* _提示文_
╔══

紙のテキストを傍らに置いておく必要がないため、電車の中でもスマホ片手で勉強ができます。そして画面を見ているだけで十分論点の理解が進みます。(スタディングの簿財コースの中村講師の説明はわかりやすいです。)

結果として、自宅にいるときは演習問題に集中できるということになりますが、これがかなり良かったですね。

一方で、TACはWeb通信と言えどテキストに沿って講義が進みますので、電車内でスマホ片手にというわけにはいきません。TACの簿・財テキストを見たことがないので不確かな点はありますが、消費・相続に限って言えばテキストを開かないと勉強になりません。家で机に噛り付いて講義視聴をする必要があります。

まあ、その分通勤時間は理論暗記に費やすことはできるのですが。

ちなみにスタディングですが、別売の冊子オプションの紙ベースの問題集、これは絶対買った方が良いと思います。私も初めはパソコンの画面で見ながら問題を解いていましたが、ページを行ったり来たりしないと問題が見れなかったり、書き込みができないなど、本試験と状況が違い過ぎます。安くはありませんがそこは自己投資と割り切って紙ベースの問題集は買った方が良いです。


(2)スタディングのこま切れ講義、実は良い

もう1点、大手予備校の講義と比較し良い点として、スタディングの講義は各論点を短く区切ってある点です。結果として、以下メリットがあります。
 ①論点ごとに立ち止まって考えることができる。
 ②後で講義動画を見返したいときに検索が楽。

例えば、TACの相続税法。ある1講義では以下4つの論点の説明がありました。
 ①生命保険金等
 ②退職手当金等
 ③相続税の非課税財産
 ④債務控除

3時間の講義の上記4つの論点を取り上げるわけです。そして演習問題も上記4つの論点に関するものがセットになっています。

スタディングであれば生命保険金等で1講義、退職手当金等で1講義、とこま切れになっており、講義時間も短いです。そして1講義ごとに演習問題が用意されています。

大手予備校のように複数論点を一度の講義で進められると、「ん?」という点があっても立ち止まれません(画面止めればいいんですけどね)。もやもやしたまま講義が進んでいくことがたまにあり、結果として詰め込まれている感が強いです。

また、いざ演習問題を解こうとするときに、「あれ、ここってなんて説明してたっけ?」と思い、もう1回説明を聞こうと思っても3時間の講義の中から該当箇所を探し出すのにはけっこう手間暇がかかるというのがデメリットがあります。(けっこうテキストに書いていないことも講師が説明しているんですよね・・・結果としてテキストだけでは理解が不十分な時があります。)

ですので、スタディングのように講義がこま切れになっていれば、立ち止まりながら考えられますし、再度講義を探し出すのも楽です。

╚══

* _設問一覧_
1. 提示文から、「まあ、その分通勤時間は理論暗記に費やすことはできるのですが。」で始まり「て、以下メリットがあります。」で終わる部分を、一字も変えずに引用すること。
2. 次の(a)〜(c)が提示文の内容と合うかどうかを、それぞれ「はい」か「いいえ」で答え、根拠となる提示文の語句をそのまま引用すること。
(a) TACの講義はテキストに沿って進む。
(b) スタディングの紙ベースの問題集は講座に無料で付いてくる。
(c) TACの相続税法のある1講義は1時間だった。
3. 提示文について、次の問いに答えること。
(a) スタディングの簿財コースで説明がわかりやすいとされている講師は誰か。
(b) TACの相続税法のある1講義では、いくつの論点が説明されたか。
(c) スタディングの講義を短く区切ってあることのメリット②は何か。
次の行は、提示文とは別の出典から取ったものである。

* _表示された行_
╔══

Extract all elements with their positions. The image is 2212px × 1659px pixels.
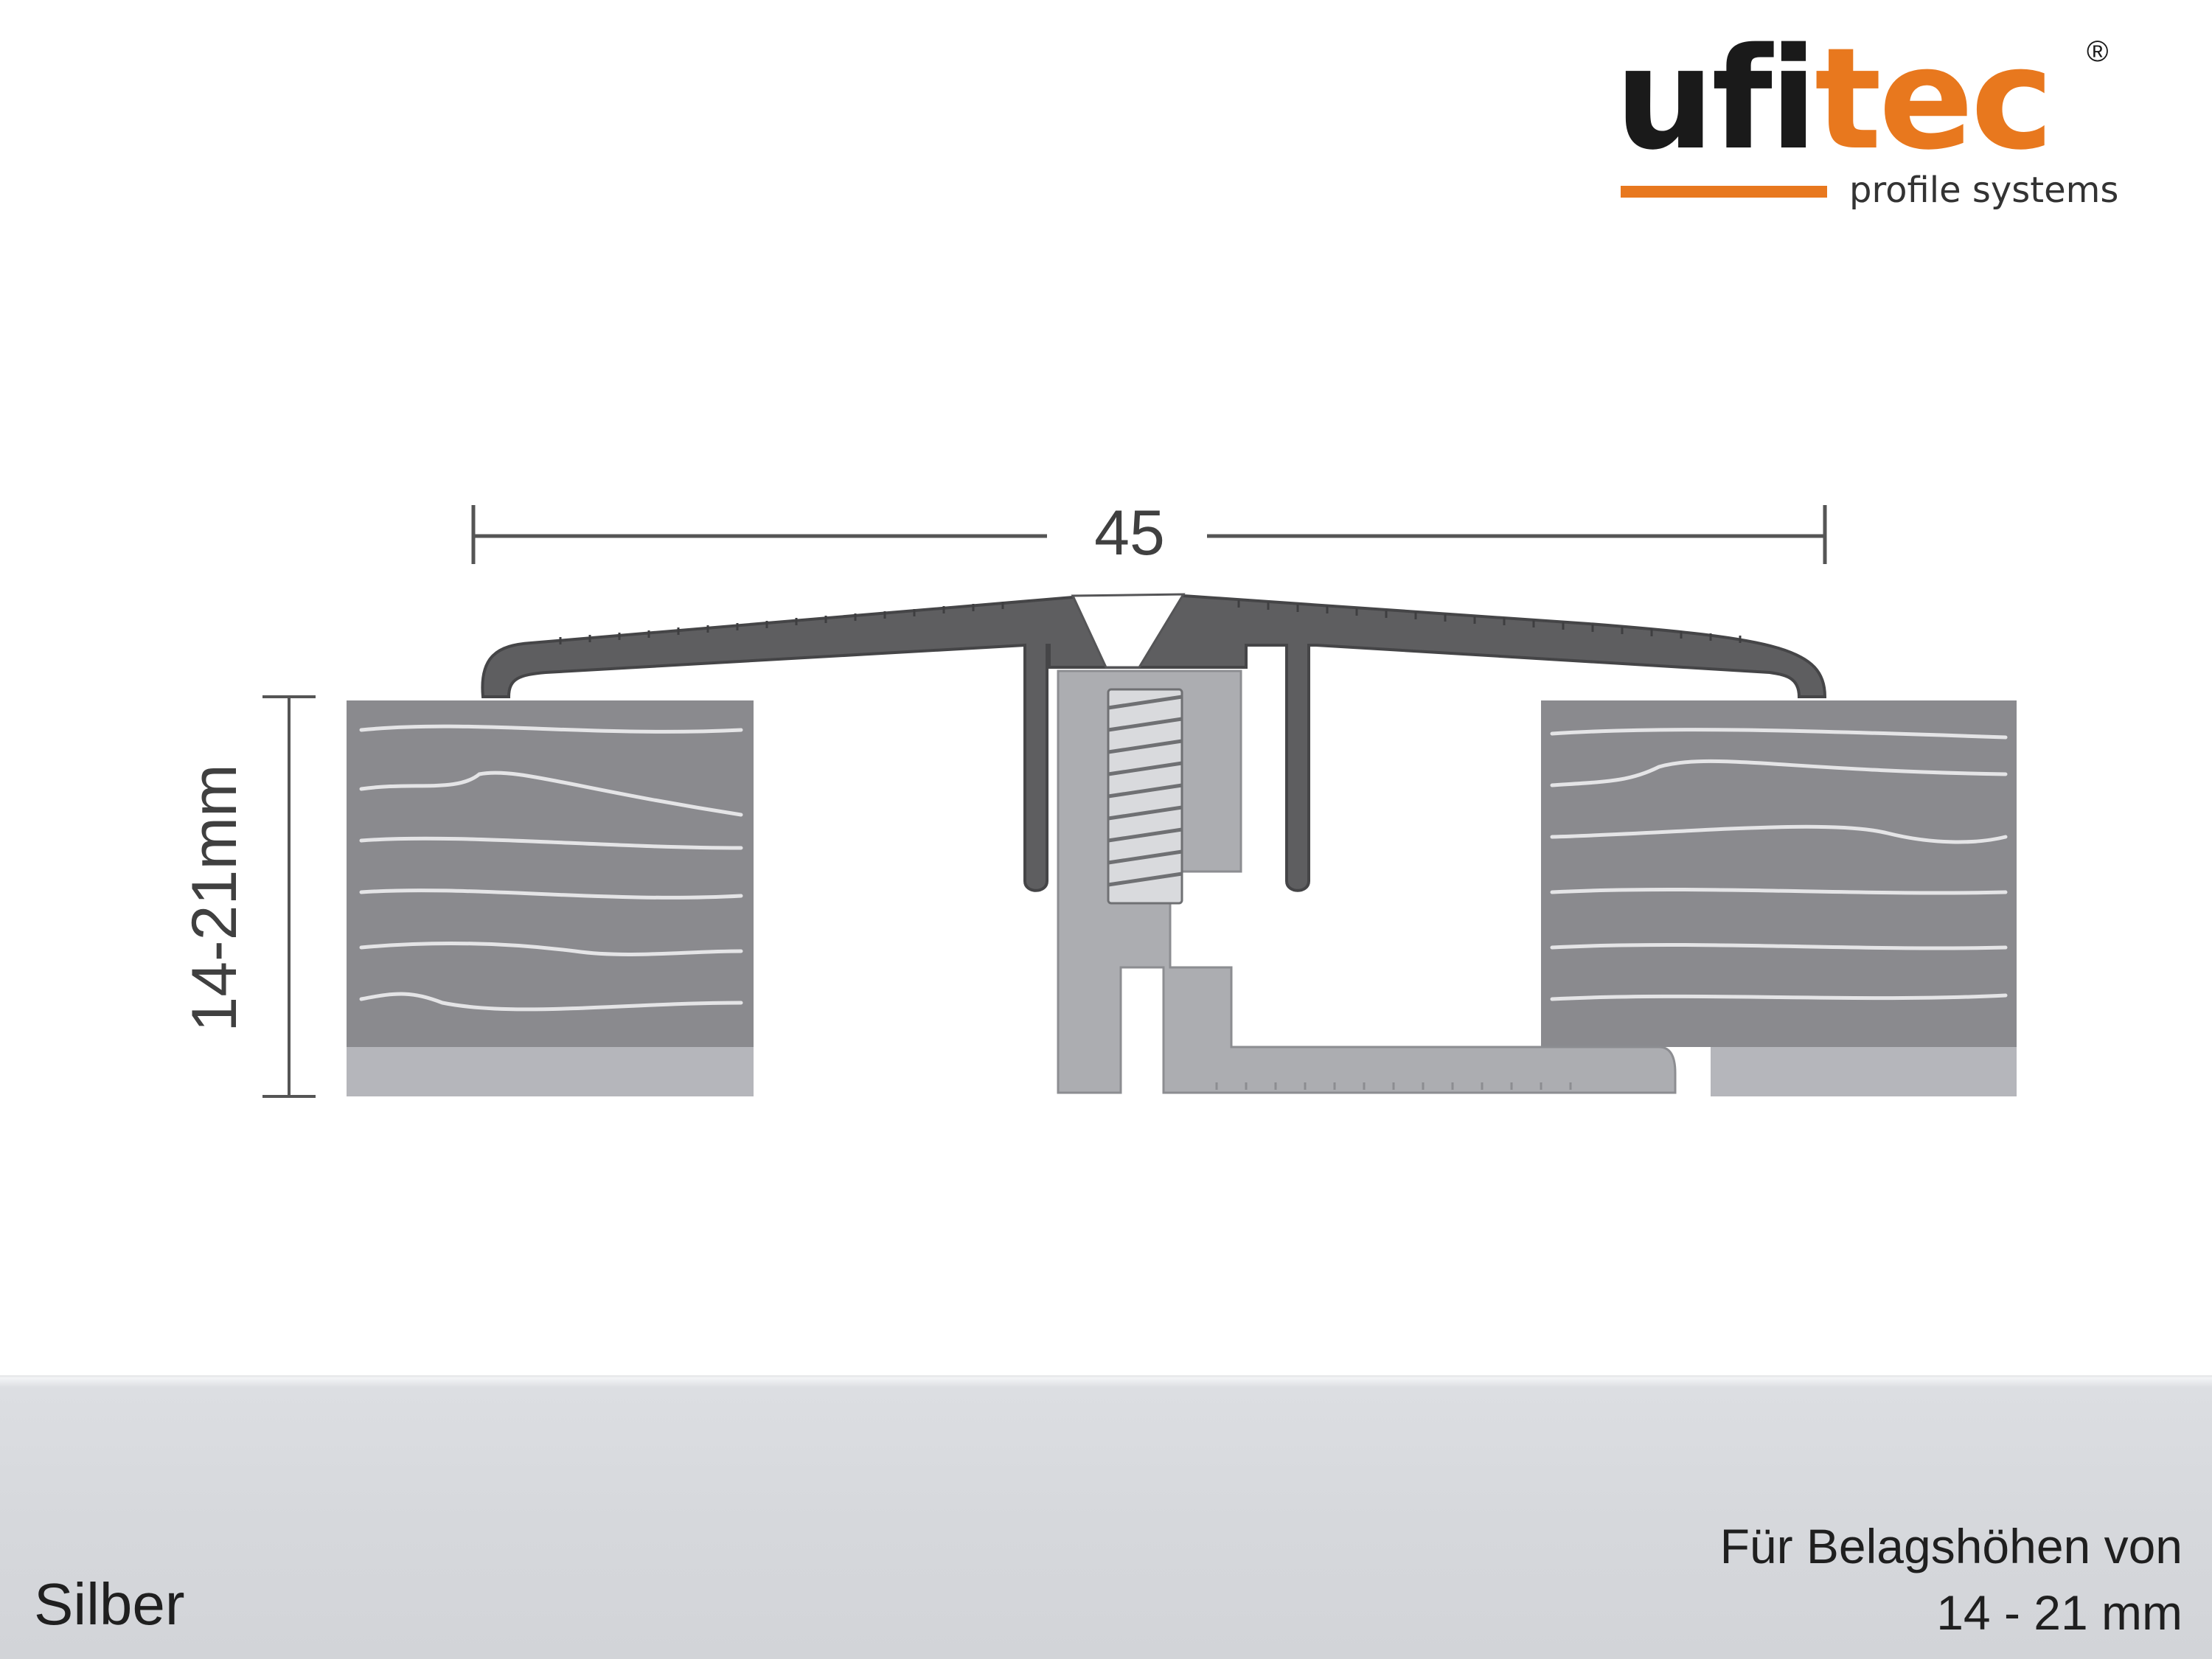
logo-tagline: profile systems — [1849, 170, 2119, 211]
screw-thread — [1107, 695, 1183, 887]
logo-name-accent: tec — [1815, 18, 2053, 181]
logo-wordmark: ufitec — [1615, 29, 2053, 170]
height-note-line1: Für Belagshöhen von — [1719, 1519, 2183, 1573]
base-profile-teeth — [1215, 1082, 1572, 1090]
cover-profile-ribs — [559, 600, 1742, 644]
footer-band — [0, 1375, 2212, 1659]
countersink-hole — [1071, 593, 1186, 669]
height-dimension — [262, 695, 316, 1098]
height-dimension-label: 14-21mm — [179, 764, 250, 1032]
height-note: Für Belagshöhen von 14 - 21 mm — [1720, 1513, 2183, 1646]
width-dimension — [471, 505, 1827, 564]
width-dimension-label: 45 — [1094, 498, 1165, 568]
profile-cross-section-diagram: 45 14-21mm — [179, 498, 2017, 1098]
left-board-body — [347, 700, 754, 1047]
right-board-grain — [1550, 728, 2008, 1001]
top-cover-profile — [481, 593, 1827, 892]
left-board-grain — [359, 724, 743, 1012]
right-floor-board — [1541, 700, 2017, 1096]
right-board-underlay — [1711, 1047, 2017, 1096]
registered-mark: ® — [2087, 35, 2109, 68]
color-name: Silber — [34, 1571, 185, 1637]
left-floor-board — [347, 700, 754, 1096]
logo-accent-bar — [1621, 186, 1827, 198]
base-profile — [1057, 669, 1677, 1094]
logo-name-dark: ufi — [1615, 18, 1818, 181]
brand-logo: ufitec ® profile systems — [1615, 29, 2131, 221]
right-board-body — [1541, 700, 2017, 1047]
height-note-line2: 14 - 21 mm — [1936, 1585, 2183, 1640]
base-profile-rail — [1057, 669, 1677, 1094]
fixing-screw — [1107, 688, 1183, 905]
left-board-underlay — [347, 1047, 754, 1096]
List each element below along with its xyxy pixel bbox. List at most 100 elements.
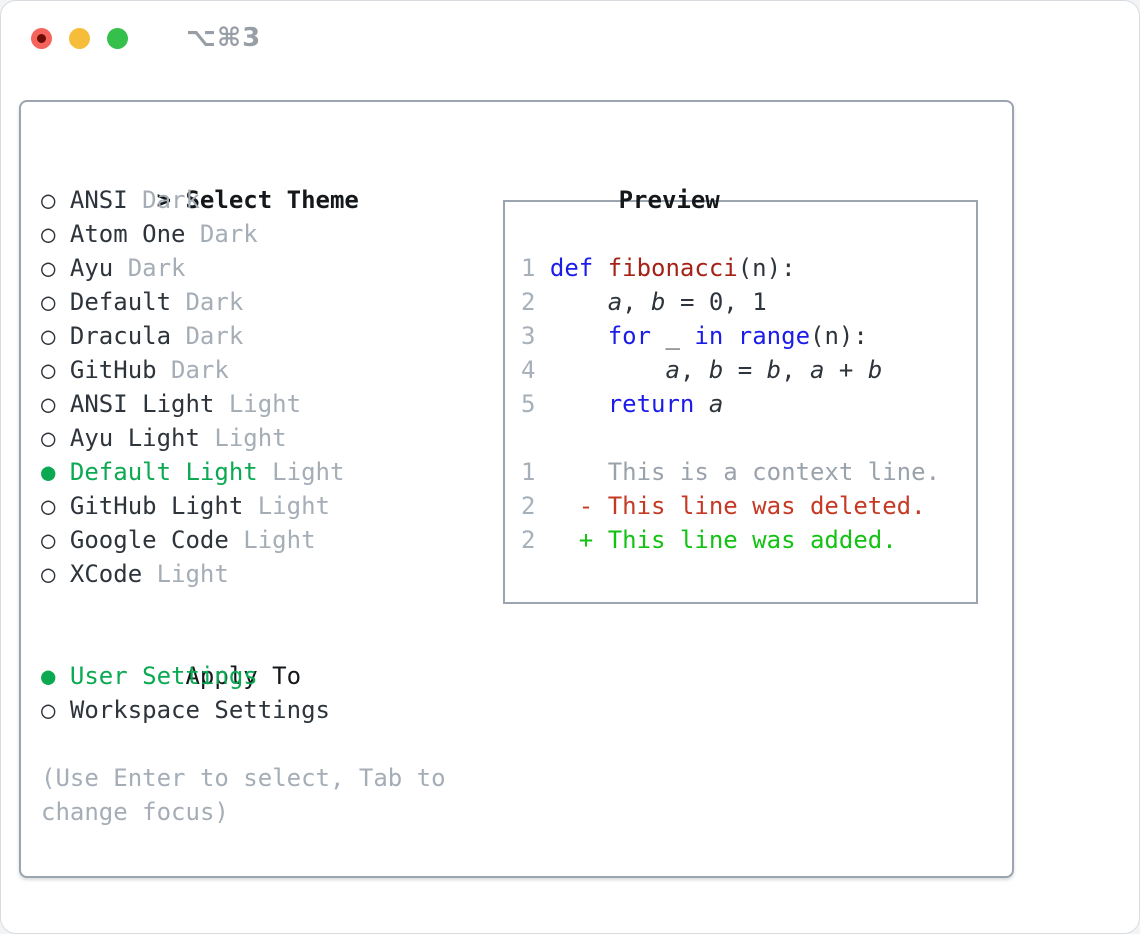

╚══

* _解答一覧_
1.
まあ、その分通勤時間は理論暗記に費やすことはできるのですが。

ちなみにスタディングですが、別売の冊子オプションの紙ベースの問題集、これは絶対買った方が良いと思います。私も初めはパソコンの画面で見ながら問題を解いていましたが、ページを行ったり来たりしないと問題が見れなかったり、書き込みができないなど、本試験と状況が違い過ぎます。安くはありませんがそこは自己投資と割り切って紙ベースの問題集は買った方が良いです。


(2)スタディングのこま切れ講義、実は良い

もう1点、大手予備校の講義と比較し良い点として、スタディングの講義は各論点を短く区切ってある点です。結果として、以下メリットがあります。

2.
(a) はい。「TACはWeb通信と言えどテキストに沿って講義が進みます」
(b) いいえ。「別売の冊子オプションの紙ベースの問題集」
(c) いいえ。「3時間の講義の上記4つの論点を取り上げるわけです」

3.
(a) 中村講師
(b) 4つ
(c) 後で講義動画を見返したいときに検索が楽。